### Information
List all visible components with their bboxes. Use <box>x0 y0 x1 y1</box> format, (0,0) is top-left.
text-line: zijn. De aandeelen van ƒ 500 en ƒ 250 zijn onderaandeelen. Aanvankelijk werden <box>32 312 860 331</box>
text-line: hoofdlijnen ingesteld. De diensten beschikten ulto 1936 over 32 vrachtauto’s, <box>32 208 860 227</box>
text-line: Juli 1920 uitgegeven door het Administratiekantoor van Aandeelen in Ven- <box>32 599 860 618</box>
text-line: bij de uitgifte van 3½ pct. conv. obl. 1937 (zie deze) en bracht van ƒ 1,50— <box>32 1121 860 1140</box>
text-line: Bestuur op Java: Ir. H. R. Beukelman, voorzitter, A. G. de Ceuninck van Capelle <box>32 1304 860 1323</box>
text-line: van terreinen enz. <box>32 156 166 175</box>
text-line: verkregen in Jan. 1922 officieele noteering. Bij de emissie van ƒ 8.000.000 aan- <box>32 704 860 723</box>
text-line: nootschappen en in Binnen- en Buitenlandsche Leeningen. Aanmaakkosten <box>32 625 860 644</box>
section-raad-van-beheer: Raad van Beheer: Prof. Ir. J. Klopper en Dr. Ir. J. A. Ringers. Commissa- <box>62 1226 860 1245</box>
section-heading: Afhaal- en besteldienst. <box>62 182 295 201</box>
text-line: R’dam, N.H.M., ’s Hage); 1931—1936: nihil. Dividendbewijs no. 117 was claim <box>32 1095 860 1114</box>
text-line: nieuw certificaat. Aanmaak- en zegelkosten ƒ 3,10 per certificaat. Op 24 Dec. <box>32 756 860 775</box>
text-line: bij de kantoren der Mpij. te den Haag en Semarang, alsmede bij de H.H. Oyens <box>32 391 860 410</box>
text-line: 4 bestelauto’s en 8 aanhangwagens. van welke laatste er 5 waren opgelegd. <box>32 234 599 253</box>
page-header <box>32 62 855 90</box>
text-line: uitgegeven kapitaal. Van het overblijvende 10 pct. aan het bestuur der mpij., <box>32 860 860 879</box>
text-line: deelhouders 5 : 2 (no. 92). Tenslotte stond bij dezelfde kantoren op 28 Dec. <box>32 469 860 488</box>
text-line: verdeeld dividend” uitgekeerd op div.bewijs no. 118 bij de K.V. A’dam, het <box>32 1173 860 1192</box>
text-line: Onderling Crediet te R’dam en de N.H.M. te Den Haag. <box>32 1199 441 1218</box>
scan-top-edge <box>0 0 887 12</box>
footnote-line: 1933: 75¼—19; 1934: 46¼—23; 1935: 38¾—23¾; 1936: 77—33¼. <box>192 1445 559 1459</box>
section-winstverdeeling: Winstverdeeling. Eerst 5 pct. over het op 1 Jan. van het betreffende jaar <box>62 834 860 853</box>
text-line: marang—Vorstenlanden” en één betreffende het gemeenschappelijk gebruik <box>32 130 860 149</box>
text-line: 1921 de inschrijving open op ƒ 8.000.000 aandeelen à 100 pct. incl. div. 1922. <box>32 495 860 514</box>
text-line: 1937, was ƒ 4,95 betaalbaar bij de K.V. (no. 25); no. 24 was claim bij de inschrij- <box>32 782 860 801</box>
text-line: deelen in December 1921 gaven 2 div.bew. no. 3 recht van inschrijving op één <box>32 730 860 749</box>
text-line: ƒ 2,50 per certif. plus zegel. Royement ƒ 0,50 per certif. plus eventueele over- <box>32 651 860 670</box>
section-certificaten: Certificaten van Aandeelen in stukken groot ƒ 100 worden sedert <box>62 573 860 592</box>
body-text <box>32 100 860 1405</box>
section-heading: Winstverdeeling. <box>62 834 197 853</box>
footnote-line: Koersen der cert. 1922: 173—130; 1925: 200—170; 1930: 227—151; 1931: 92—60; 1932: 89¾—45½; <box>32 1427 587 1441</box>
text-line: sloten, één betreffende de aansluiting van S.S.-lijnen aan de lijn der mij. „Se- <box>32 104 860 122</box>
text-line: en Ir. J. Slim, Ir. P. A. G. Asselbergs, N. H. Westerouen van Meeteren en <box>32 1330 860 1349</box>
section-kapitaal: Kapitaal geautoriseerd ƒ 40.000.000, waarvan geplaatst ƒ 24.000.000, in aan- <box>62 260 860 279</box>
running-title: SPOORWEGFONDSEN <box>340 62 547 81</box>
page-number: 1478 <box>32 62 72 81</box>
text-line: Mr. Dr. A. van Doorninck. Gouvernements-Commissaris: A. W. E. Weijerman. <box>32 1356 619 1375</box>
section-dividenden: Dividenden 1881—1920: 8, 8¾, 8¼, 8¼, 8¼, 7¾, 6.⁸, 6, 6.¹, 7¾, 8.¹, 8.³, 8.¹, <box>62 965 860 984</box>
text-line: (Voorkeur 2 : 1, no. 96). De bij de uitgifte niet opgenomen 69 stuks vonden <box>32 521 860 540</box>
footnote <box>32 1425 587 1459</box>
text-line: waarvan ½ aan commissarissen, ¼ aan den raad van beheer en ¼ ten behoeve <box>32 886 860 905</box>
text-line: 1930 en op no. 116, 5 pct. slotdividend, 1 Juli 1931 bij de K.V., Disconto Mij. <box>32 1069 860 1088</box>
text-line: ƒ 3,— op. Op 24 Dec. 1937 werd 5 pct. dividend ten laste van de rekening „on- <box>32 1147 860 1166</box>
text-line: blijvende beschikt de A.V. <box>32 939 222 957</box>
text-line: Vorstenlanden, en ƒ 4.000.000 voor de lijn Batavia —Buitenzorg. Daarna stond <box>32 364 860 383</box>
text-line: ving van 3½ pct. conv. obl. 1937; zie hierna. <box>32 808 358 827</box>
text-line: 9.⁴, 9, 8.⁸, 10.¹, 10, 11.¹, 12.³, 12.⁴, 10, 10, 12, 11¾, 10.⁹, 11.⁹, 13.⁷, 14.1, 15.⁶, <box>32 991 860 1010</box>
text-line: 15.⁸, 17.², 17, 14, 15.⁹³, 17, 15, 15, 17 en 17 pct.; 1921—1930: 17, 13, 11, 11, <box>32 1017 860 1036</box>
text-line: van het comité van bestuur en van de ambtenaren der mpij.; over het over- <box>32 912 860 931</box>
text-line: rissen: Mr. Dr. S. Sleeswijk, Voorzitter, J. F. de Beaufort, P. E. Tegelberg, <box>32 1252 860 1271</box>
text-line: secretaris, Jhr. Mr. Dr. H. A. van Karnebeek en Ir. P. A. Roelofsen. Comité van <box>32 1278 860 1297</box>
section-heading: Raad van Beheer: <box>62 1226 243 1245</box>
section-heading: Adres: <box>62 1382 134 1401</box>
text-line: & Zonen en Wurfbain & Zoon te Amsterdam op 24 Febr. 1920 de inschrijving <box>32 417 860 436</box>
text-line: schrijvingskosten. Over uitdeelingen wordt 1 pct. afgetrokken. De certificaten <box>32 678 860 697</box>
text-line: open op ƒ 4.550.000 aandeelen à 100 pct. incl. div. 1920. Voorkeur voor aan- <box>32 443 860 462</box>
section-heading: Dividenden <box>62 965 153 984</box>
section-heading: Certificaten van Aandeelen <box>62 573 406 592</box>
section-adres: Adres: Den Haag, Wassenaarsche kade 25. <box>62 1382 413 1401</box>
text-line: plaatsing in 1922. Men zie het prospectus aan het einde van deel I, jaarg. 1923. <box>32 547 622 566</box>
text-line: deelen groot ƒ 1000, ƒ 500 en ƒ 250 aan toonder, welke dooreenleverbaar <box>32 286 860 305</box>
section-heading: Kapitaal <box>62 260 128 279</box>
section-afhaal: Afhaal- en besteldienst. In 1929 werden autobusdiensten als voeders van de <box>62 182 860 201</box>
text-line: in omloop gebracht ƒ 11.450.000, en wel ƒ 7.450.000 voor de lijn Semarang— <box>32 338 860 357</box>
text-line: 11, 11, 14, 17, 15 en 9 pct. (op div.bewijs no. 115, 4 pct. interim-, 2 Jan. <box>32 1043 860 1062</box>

### About this exercise
Each line of the material with the word "inschrijving" in it should be listed.

### Answer to the problem
text-line: 1921 de inschrijving open op ƒ 8.000.000 aandeelen à 100 pct. incl. div. 1922. <box>32 495 860 514</box>
text-line: deelen in December 1921 gaven 2 div.bew. no. 3 recht van inschrijving op één <box>32 730 860 749</box>
text-line: & Zonen en Wurfbain & Zoon te Amsterdam op 24 Febr. 1920 de inschrijving <box>32 417 860 436</box>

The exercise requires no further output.